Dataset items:

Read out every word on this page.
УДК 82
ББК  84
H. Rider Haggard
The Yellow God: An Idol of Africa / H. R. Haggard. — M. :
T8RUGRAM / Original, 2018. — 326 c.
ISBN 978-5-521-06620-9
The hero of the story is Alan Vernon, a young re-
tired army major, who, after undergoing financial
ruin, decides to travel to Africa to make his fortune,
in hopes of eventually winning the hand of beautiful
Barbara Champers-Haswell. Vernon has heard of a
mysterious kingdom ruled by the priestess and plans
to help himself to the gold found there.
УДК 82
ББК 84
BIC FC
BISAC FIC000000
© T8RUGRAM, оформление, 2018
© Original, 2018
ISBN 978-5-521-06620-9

Work to do >> Repeat the data above, word for word.

Answer for the task >>
Read out every word on this page.
УДК 82
ББК  84
H. Rider Haggard
The Yellow God: An Idol of Africa / H. R. Haggard. — M. :
T8RUGRAM / Original, 2018. — 326 c.
ISBN 978-5-521-06620-9
The hero of the story is Alan Vernon, a young re-
tired army major, who, after undergoing financial
ruin, decides to travel to Africa to make his fortune,
in hopes of eventually winning the hand of beautiful
Barbara Champers-Haswell. Vernon has heard of a
mysterious kingdom ruled by the priestess and plans
to help himself to the gold found there.
УДК 82
ББК 84
BIC FC
BISAC FIC000000
© T8RUGRAM, оформление, 2018
© Original, 2018
ISBN 978-5-521-06620-9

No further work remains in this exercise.